▶ **SHORT EXERCISE**
Images appear in the records below; leave them out and repeat everything else exactly.

## START DATA EXCERPTS

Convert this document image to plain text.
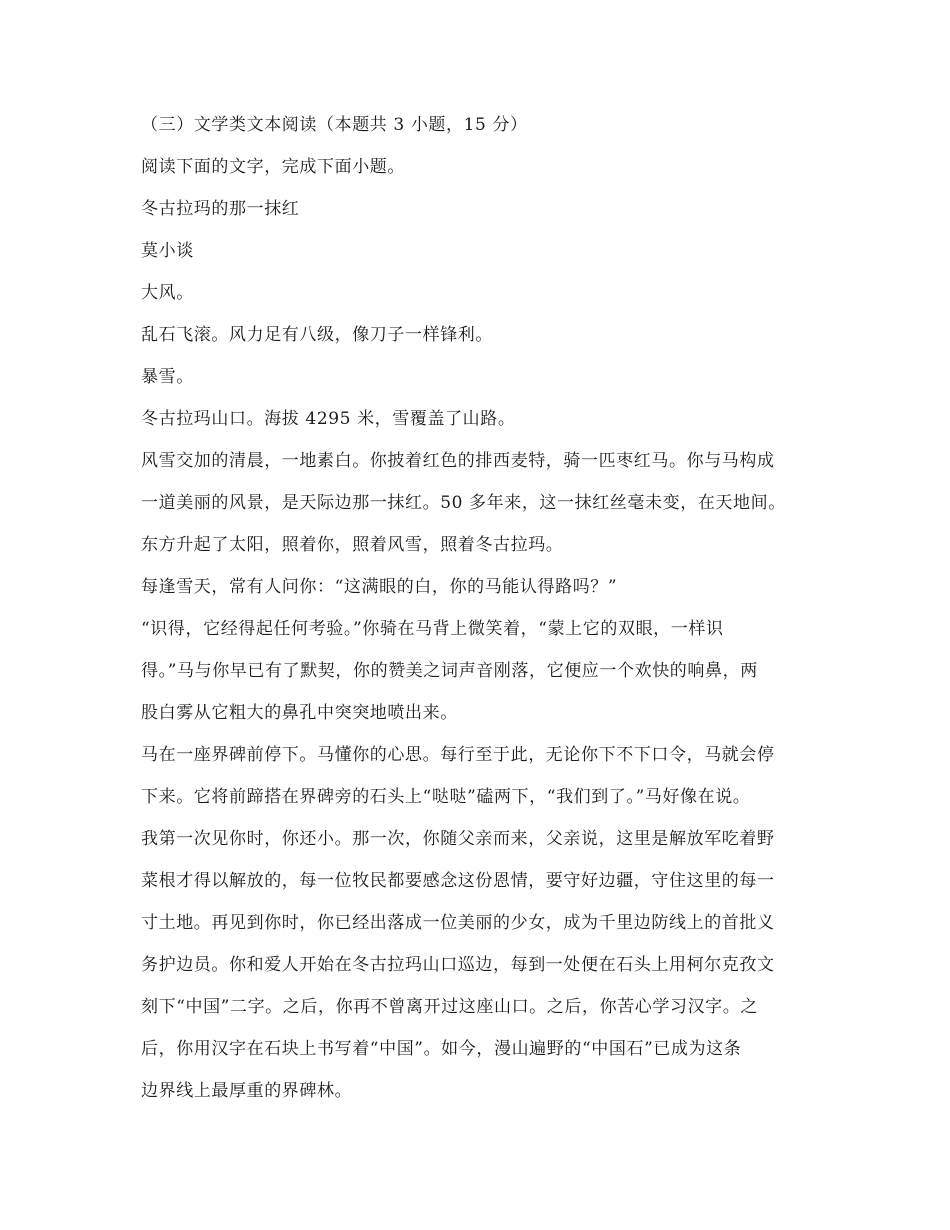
（三）文学类文本阅读（本题共 3 小题，15 分）
阅读下面的文字，完成下面小题。
冬古拉玛的那一抹红
莫小谈
大风。
乱石飞滚。风力足有八级，像刀子一样锋利。
暴雪。
冬古拉玛山口。海拔 4295 米，雪覆盖了山路。
风雪交加的清晨，一地素白。你披着红色的排西麦特，骑一匹枣红马。你与马构成
一道美丽的风景，是天际边那一抹红。50 多年来，这一抹红丝毫未变，在天地间。
东方升起了太阳，照着你，照着风雪，照着冬古拉玛。
每逢雪天，常有人问你：“这满眼的白，你的马能认得路吗？”
“识得，它经得起任何考验。”你骑在马背上微笑着，“蒙上它的双眼，一样识
得。”马与你早已有了默契，你的赞美之词声音刚落，它便应一个欢快的响鼻，两
股白雾从它粗大的鼻孔中突突地喷出来。
马在一座界碑前停下。马懂你的心思。每行至于此，无论你下不下口令，马就会停
下来。它将前蹄搭在界碑旁的石头上“哒哒”磕两下，“我们到了。”马好像在说。
我第一次见你时，你还小。那一次，你随父亲而来，父亲说，这里是解放军吃着野
菜根才得以解放的，每一位牧民都要感念这份恩情，要守好边疆，守住这里的每一
寸土地。再见到你时，你已经出落成一位美丽的少女，成为千里边防线上的首批义
务护边员。你和爱人开始在冬古拉玛山口巡边，每到一处便在石头上用柯尔克孜文
刻下“中国”二字。之后，你再不曾离开过这座山口。之后，你苦心学习汉字。之
后，你用汉字在石块上书写着“中国”。如今，漫山遍野的“中国石”已成为这条
边界线上最厚重的界碑林。
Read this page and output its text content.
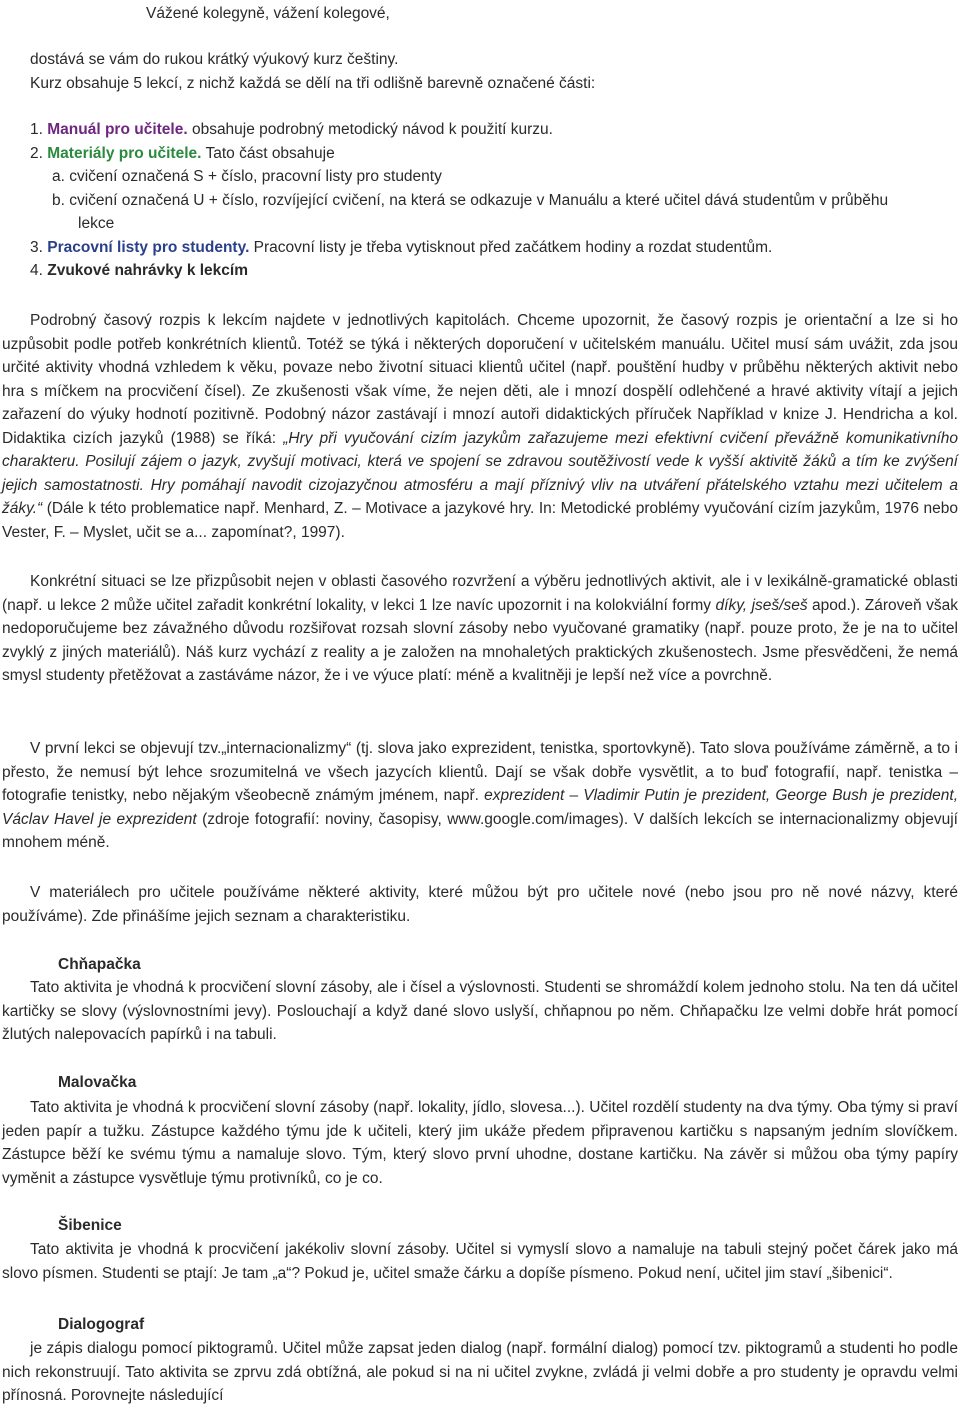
Vážené kolegyně, vážení kolegové,
dostává se vám do rukou krátký výukový kurz češtiny.
Kurz obsahuje 5 lekcí, z nichž každá se dělí na tři odlišně barevně označené části:
1. Manuál pro učitele. obsahuje podrobný metodický návod k použití kurzu.
2. Materiály pro učitele. Tato část obsahuje
a. cvičení označená S + číslo, pracovní listy pro studenty
b. cvičení označená U + číslo, rozvíjející cvičení, na která se odkazuje v Manuálu a které učitel dává studentům v průběhu
lekce
3. Pracovní listy pro studenty. Pracovní listy je třeba vytisknout před začátkem hodiny a rozdat studentům.
4. Zvukové nahrávky k lekcím
Podrobný časový rozpis k lekcím najdete v jednotlivých kapitolách. Chceme upozornit, že časový rozpis je orientační a lze si ho uzpůsobit podle potřeb konkrétních klientů. Totéž se týká i některých doporučení v učitelském manuálu. Učitel musí sám uvážit, zda jsou určité aktivity vhodná vzhledem k věku, povaze nebo životní situaci klientů učitel (např. pouštění hudby v průběhu některých aktivit nebo hra s míčkem na procvičení čísel). Ze zkušenosti však víme, že nejen děti, ale i mnozí dospělí odlehčené a hravé aktivity vítají a jejich zařazení do výuky hodnotí pozitivně. Podobný názor zastávají i mnozí autoři didaktických příruček Například v knize J. Hendricha a kol. Didaktika cizích jazyků (1988) se říká: „Hry při vyučování cizím jazykům zařazujeme mezi efektivní cvičení převážně komunikativního charakteru. Posilují zájem o jazyk, zvyšují motivaci, která ve spojení se zdravou soutěživostí vede k vyšší aktivitě žáků a tím ke zvýšení jejich samostatnosti. Hry pomáhají navodit cizojazyčnou atmosféru a mají příznivý vliv na utváření přátelského vztahu mezi učitelem a žáky.“ (Dále k této problematice např. Menhard, Z. – Motivace a jazykové hry. In: Metodické problémy vyučování cizím jazykům, 1976 nebo Vester, F. – Myslet, učit se a... zapomínat?, 1997).
Konkrétní situaci se lze přizpůsobit nejen v oblasti časového rozvržení a výběru jednotlivých aktivit, ale i v lexikálně-gramatické oblasti (např. u lekce 2 může učitel zařadit konkrétní lokality, v lekci 1 lze navíc upozornit i na kolokviální formy díky, jseš/seš apod.). Zároveň však nedoporučujeme bez závažného důvodu rozšiřovat rozsah slovní zásoby nebo vyučované gramatiky (např. pouze proto, že je na to učitel zvyklý z jiných materiálů). Náš kurz vychází z reality a je založen na mnohaletých praktických zkušenostech. Jsme přesvědčeni, že nemá smysl studenty přetěžovat a zastáváme názor, že i ve výuce platí: méně a kvalitněji je lepší než více a povrchně.
V první lekci se objevují tzv.„internacionalizmy“ (tj. slova jako exprezident, tenistka, sportovkyně). Tato slova používáme záměrně, a to i přesto, že nemusí být lehce srozumitelná ve všech jazycích klientů. Dají se však dobře vysvětlit, a to buď fotografií, např. tenistka – fotografie tenistky, nebo nějakým všeobecně známým jménem, např. exprezident – Vladimir Putin je prezident, George Bush je prezident, Václav Havel je exprezident (zdroje fotografií: noviny, časopisy, www.google.com/images). V dalších lekcích se internacionalizmy objevují mnohem méně.
V materiálech pro učitele používáme některé aktivity, které můžou být pro učitele nové (nebo jsou pro ně nové názvy, které používáme). Zde přinášíme jejich seznam a charakteristiku.
Chňapačka
Tato aktivita je vhodná k procvičení slovní zásoby, ale i čísel a výslovnosti. Studenti se shromáždí kolem jednoho stolu. Na ten dá učitel kartičky se slovy (výslovnostními jevy). Poslouchají a když dané slovo uslyší, chňapnou po něm. Chňapačku lze velmi dobře hrát pomocí žlutých nalepovacích papírků i na tabuli.
Malovačka
Tato aktivita je vhodná k procvičení slovní zásoby (např. lokality, jídlo, slovesa...). Učitel rozdělí studenty na dva týmy. Oba týmy si praví jeden papír a tužku. Zástupce každého týmu jde k učiteli, který jim ukáže předem připravenou kartičku s napsaným jedním slovíčkem. Zástupce běží ke svému týmu a namaluje slovo. Tým, který slovo první uhodne, dostane kartičku. Na závěr si můžou oba týmy papíry vyměnit a zástupce vysvětluje týmu protivníků, co je co.
Šibenice
Tato aktivita je vhodná k procvičení jakékoliv slovní zásoby. Učitel si vymyslí slovo a namaluje na tabuli stejný počet čárek jako má slovo písmen. Studenti se ptají: Je tam „a“? Pokud je, učitel smaže čárku a dopíše písmeno. Pokud není, učitel jim staví „šibenici“.
Dialogograf
je zápis dialogu pomocí piktogramů. Učitel může zapsat jeden dialog (např. formální dialog) pomocí tzv. piktogramů a studenti ho podle nich rekonstruují. Tato aktivita se zprvu zdá obtížná, ale pokud si na ni učitel zvykne, zvládá ji velmi dobře a pro studenty je opravdu velmi přínosná. Porovnejte následující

## END DATA EXCERPTS

▶ **FULL RESPONSE**
Convert this document image to plain text.
（三）文学类文本阅读（本题共 3 小题，15 分）
阅读下面的文字，完成下面小题。
冬古拉玛的那一抹红
莫小谈
大风。
乱石飞滚。风力足有八级，像刀子一样锋利。
暴雪。
冬古拉玛山口。海拔 4295 米，雪覆盖了山路。
风雪交加的清晨，一地素白。你披着红色的排西麦特，骑一匹枣红马。你与马构成
一道美丽的风景，是天际边那一抹红。50 多年来，这一抹红丝毫未变，在天地间。
东方升起了太阳，照着你，照着风雪，照着冬古拉玛。
每逢雪天，常有人问你：“这满眼的白，你的马能认得路吗？”
“识得，它经得起任何考验。”你骑在马背上微笑着，“蒙上它的双眼，一样识
得。”马与你早已有了默契，你的赞美之词声音刚落，它便应一个欢快的响鼻，两
股白雾从它粗大的鼻孔中突突地喷出来。
马在一座界碑前停下。马懂你的心思。每行至于此，无论你下不下口令，马就会停
下来。它将前蹄搭在界碑旁的石头上“哒哒”磕两下，“我们到了。”马好像在说。
我第一次见你时，你还小。那一次，你随父亲而来，父亲说，这里是解放军吃着野
菜根才得以解放的，每一位牧民都要感念这份恩情，要守好边疆，守住这里的每一
寸土地。再见到你时，你已经出落成一位美丽的少女，成为千里边防线上的首批义
务护边员。你和爱人开始在冬古拉玛山口巡边，每到一处便在石头上用柯尔克孜文
刻下“中国”二字。之后，你再不曾离开过这座山口。之后，你苦心学习汉字。之
后，你用汉字在石块上书写着“中国”。如今，漫山遍野的“中国石”已成为这条
边界线上最厚重的界碑林。
Read this page and output its text content.
Vážené kolegyně, vážení kolegové,
dostává se vám do rukou krátký výukový kurz češtiny.
Kurz obsahuje 5 lekcí, z nichž každá se dělí na tři odlišně barevně označené části:
1. Manuál pro učitele. obsahuje podrobný metodický návod k použití kurzu.
2. Materiály pro učitele. Tato část obsahuje
a. cvičení označená S + číslo, pracovní listy pro studenty
b. cvičení označená U + číslo, rozvíjející cvičení, na která se odkazuje v Manuálu a které učitel dává studentům v průběhu
lekce
3. Pracovní listy pro studenty. Pracovní listy je třeba vytisknout před začátkem hodiny a rozdat studentům.
4. Zvukové nahrávky k lekcím
Podrobný časový rozpis k lekcím najdete v jednotlivých kapitolách. Chceme upozornit, že časový rozpis je orientační a lze si ho uzpůsobit podle potřeb konkrétních klientů. Totéž se týká i některých doporučení v učitelském manuálu. Učitel musí sám uvážit, zda jsou určité aktivity vhodná vzhledem k věku, povaze nebo životní situaci klientů učitel (např. pouštění hudby v průběhu některých aktivit nebo hra s míčkem na procvičení čísel). Ze zkušenosti však víme, že nejen děti, ale i mnozí dospělí odlehčené a hravé aktivity vítají a jejich zařazení do výuky hodnotí pozitivně. Podobný názor zastávají i mnozí autoři didaktických příruček Například v knize J. Hendricha a kol. Didaktika cizích jazyků (1988) se říká: „Hry při vyučování cizím jazykům zařazujeme mezi efektivní cvičení převážně komunikativního charakteru. Posilují zájem o jazyk, zvyšují motivaci, která ve spojení se zdravou soutěživostí vede k vyšší aktivitě žáků a tím ke zvýšení jejich samostatnosti. Hry pomáhají navodit cizojazyčnou atmosféru a mají příznivý vliv na utváření přátelského vztahu mezi učitelem a žáky.“ (Dále k této problematice např. Menhard, Z. – Motivace a jazykové hry. In: Metodické problémy vyučování cizím jazykům, 1976 nebo Vester, F. – Myslet, učit se a... zapomínat?, 1997).
Konkrétní situaci se lze přizpůsobit nejen v oblasti časového rozvržení a výběru jednotlivých aktivit, ale i v lexikálně-gramatické oblasti (např. u lekce 2 může učitel zařadit konkrétní lokality, v lekci 1 lze navíc upozornit i na kolokviální formy díky, jseš/seš apod.). Zároveň však nedoporučujeme bez závažného důvodu rozšiřovat rozsah slovní zásoby nebo vyučované gramatiky (např. pouze proto, že je na to učitel zvyklý z jiných materiálů). Náš kurz vychází z reality a je založen na mnohaletých praktických zkušenostech. Jsme přesvědčeni, že nemá smysl studenty přetěžovat a zastáváme názor, že i ve výuce platí: méně a kvalitněji je lepší než více a povrchně.
V první lekci se objevují tzv.„internacionalizmy“ (tj. slova jako exprezident, tenistka, sportovkyně). Tato slova používáme záměrně, a to i přesto, že nemusí být lehce srozumitelná ve všech jazycích klientů. Dají se však dobře vysvětlit, a to buď fotografií, např. tenistka – fotografie tenistky, nebo nějakým všeobecně známým jménem, např. exprezident – Vladimir Putin je prezident, George Bush je prezident, Václav Havel je exprezident (zdroje fotografií: noviny, časopisy, www.google.com/images). V dalších lekcích se internacionalizmy objevují mnohem méně.
V materiálech pro učitele používáme některé aktivity, které můžou být pro učitele nové (nebo jsou pro ně nové názvy, které používáme). Zde přinášíme jejich seznam a charakteristiku.
Chňapačka
Tato aktivita je vhodná k procvičení slovní zásoby, ale i čísel a výslovnosti. Studenti se shromáždí kolem jednoho stolu. Na ten dá učitel kartičky se slovy (výslovnostními jevy). Poslouchají a když dané slovo uslyší, chňapnou po něm. Chňapačku lze velmi dobře hrát pomocí žlutých nalepovacích papírků i na tabuli.
Malovačka
Tato aktivita je vhodná k procvičení slovní zásoby (např. lokality, jídlo, slovesa...). Učitel rozdělí studenty na dva týmy. Oba týmy si praví jeden papír a tužku. Zástupce každého týmu jde k učiteli, který jim ukáže předem připravenou kartičku s napsaným jedním slovíčkem. Zástupce běží ke svému týmu a namaluje slovo. Tým, který slovo první uhodne, dostane kartičku. Na závěr si můžou oba týmy papíry vyměnit a zástupce vysvětluje týmu protivníků, co je co.
Šibenice
Tato aktivita je vhodná k procvičení jakékoliv slovní zásoby. Učitel si vymyslí slovo a namaluje na tabuli stejný počet čárek jako má slovo písmen. Studenti se ptají: Je tam „a“? Pokud je, učitel smaže čárku a dopíše písmeno. Pokud není, učitel jim staví „šibenici“.
Dialogograf
je zápis dialogu pomocí piktogramů. Učitel může zapsat jeden dialog (např. formální dialog) pomocí tzv. piktogramů a studenti ho podle nich rekonstruují. Tato aktivita se zprvu zdá obtížná, ale pokud si na ni učitel zvykne, zvládá ji velmi dobře a pro studenty je opravdu velmi přínosná. Porovnejte následující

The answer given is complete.